• [Exercise goal] Without including the pictures, copy out every line below.

• [Entries provided]

>> start

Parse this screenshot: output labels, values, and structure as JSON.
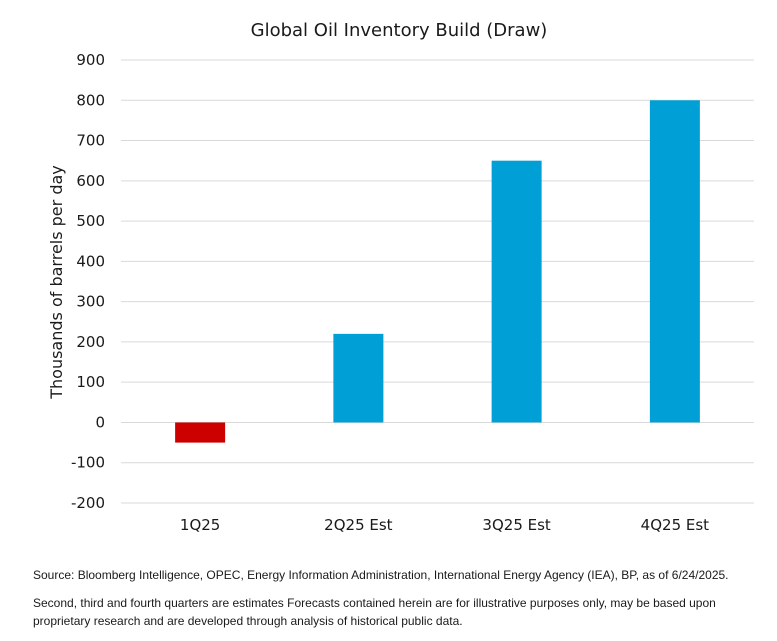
{
  "chart_data": {
    "type": "bar",
    "title": "Global Oil Inventory Build (Draw)",
    "xlabel": "",
    "ylabel": "Thousands of barrels per day",
    "categories": [
      "1Q25",
      "2Q25 Est",
      "3Q25 Est",
      "4Q25 Est"
    ],
    "values": [
      -50,
      220,
      650,
      800
    ],
    "bar_colors": [
      "#cc0000",
      "#00a0d6",
      "#00a0d6",
      "#00a0d6"
    ],
    "ylim": [
      -200,
      900
    ],
    "yticks": [
      900,
      800,
      700,
      600,
      500,
      400,
      300,
      200,
      100,
      0,
      -100,
      -200
    ],
    "grid": true,
    "legend": "none"
  },
  "footnotes": {
    "source": "Source: Bloomberg Intelligence, OPEC, Energy Information Administration, International Energy Agency (IEA), BP, as of 6/24/2025.",
    "note": "Second, third and fourth quarters are estimates Forecasts contained herein are for illustrative purposes only, may be based upon proprietary research and are developed through analysis of historical public data."
  }
}
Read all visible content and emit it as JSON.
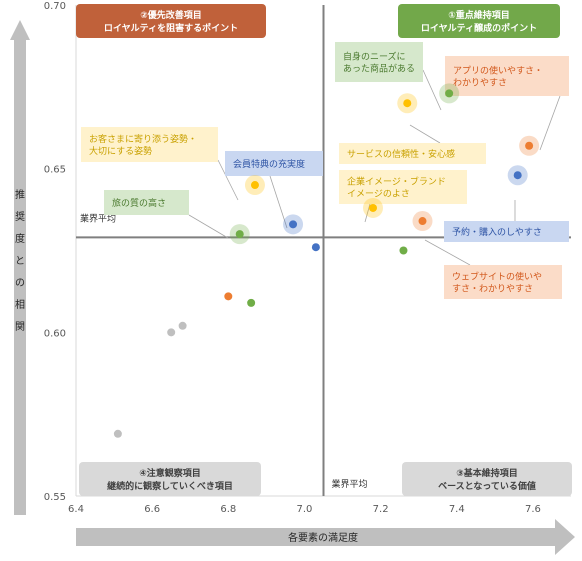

>> end

• [Exercise solution]
Parse this screenshot: output labels, values, and structure as JSON.
{
  "chart_data": {
    "type": "bar",
    "title": "Global Oil Inventory Build (Draw)",
    "xlabel": "",
    "ylabel": "Thousands of barrels per day",
    "categories": [
      "1Q25",
      "2Q25 Est",
      "3Q25 Est",
      "4Q25 Est"
    ],
    "values": [
      -50,
      220,
      650,
      800
    ],
    "bar_colors": [
      "#cc0000",
      "#00a0d6",
      "#00a0d6",
      "#00a0d6"
    ],
    "ylim": [
      -200,
      900
    ],
    "yticks": [
      900,
      800,
      700,
      600,
      500,
      400,
      300,
      200,
      100,
      0,
      -100,
      -200
    ],
    "grid": true,
    "legend": "none"
  },
  "footnotes": {
    "source": "Source: Bloomberg Intelligence, OPEC, Energy Information Administration, International Energy Agency (IEA), BP, as of 6/24/2025.",
    "note": "Second, third and fourth quarters are estimates Forecasts contained herein are for illustrative purposes only, may be based upon proprietary research and are developed through analysis of historical public data."
  }
}
Read all visible content and emit it as JSON.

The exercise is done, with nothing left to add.